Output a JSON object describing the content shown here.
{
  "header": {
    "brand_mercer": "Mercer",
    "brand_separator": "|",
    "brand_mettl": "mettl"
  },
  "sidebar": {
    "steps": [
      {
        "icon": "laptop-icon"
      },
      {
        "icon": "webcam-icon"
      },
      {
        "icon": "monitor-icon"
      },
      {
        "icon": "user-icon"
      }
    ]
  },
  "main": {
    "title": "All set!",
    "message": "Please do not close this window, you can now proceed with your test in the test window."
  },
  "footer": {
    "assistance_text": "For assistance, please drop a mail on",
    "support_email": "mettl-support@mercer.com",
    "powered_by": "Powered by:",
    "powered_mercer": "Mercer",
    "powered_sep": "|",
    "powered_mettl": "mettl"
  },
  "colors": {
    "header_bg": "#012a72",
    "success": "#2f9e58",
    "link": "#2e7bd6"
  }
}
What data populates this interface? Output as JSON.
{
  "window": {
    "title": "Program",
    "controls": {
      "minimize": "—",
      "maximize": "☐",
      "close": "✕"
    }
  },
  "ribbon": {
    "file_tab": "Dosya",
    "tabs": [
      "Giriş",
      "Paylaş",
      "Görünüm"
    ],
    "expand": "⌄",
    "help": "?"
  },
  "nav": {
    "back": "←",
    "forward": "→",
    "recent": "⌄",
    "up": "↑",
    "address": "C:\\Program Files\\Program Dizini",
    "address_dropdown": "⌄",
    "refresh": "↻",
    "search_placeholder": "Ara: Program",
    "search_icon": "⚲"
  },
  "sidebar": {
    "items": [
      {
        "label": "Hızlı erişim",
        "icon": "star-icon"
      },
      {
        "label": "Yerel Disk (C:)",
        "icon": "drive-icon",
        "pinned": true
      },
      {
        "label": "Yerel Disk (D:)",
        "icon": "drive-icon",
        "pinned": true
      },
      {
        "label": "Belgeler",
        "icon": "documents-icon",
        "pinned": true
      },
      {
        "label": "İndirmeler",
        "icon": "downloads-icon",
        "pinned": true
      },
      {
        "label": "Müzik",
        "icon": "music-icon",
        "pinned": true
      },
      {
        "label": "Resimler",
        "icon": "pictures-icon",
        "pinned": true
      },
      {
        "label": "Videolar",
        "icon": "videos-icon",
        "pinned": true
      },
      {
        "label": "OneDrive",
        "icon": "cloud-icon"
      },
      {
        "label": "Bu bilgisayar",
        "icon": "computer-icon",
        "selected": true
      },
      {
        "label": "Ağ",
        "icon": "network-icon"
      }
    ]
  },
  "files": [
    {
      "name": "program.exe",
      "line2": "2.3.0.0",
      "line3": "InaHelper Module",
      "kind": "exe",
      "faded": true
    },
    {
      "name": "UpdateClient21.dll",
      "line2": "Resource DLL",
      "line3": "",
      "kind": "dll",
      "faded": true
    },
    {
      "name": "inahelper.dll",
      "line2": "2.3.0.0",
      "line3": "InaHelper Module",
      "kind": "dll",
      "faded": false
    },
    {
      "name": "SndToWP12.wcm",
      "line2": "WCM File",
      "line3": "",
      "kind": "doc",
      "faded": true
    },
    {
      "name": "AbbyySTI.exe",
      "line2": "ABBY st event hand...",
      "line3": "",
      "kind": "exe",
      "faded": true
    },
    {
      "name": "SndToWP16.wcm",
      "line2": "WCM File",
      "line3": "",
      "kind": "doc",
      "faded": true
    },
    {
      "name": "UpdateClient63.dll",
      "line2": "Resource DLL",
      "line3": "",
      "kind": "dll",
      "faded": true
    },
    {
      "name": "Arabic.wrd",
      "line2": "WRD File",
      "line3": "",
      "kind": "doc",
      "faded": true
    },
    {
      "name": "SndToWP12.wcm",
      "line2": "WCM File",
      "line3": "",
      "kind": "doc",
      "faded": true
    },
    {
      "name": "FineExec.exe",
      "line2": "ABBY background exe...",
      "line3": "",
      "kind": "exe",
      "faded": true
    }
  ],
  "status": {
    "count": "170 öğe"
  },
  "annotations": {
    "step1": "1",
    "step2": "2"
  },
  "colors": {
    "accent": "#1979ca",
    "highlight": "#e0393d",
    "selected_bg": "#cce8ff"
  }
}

——

- [WRITTEN EXERCISE]: Show, from the listing above, each line that contains the word "JSON".

- [RESPONSE BELOW]:
Output a JSON object describing the content shown here.
What data populates this interface? Output as JSON.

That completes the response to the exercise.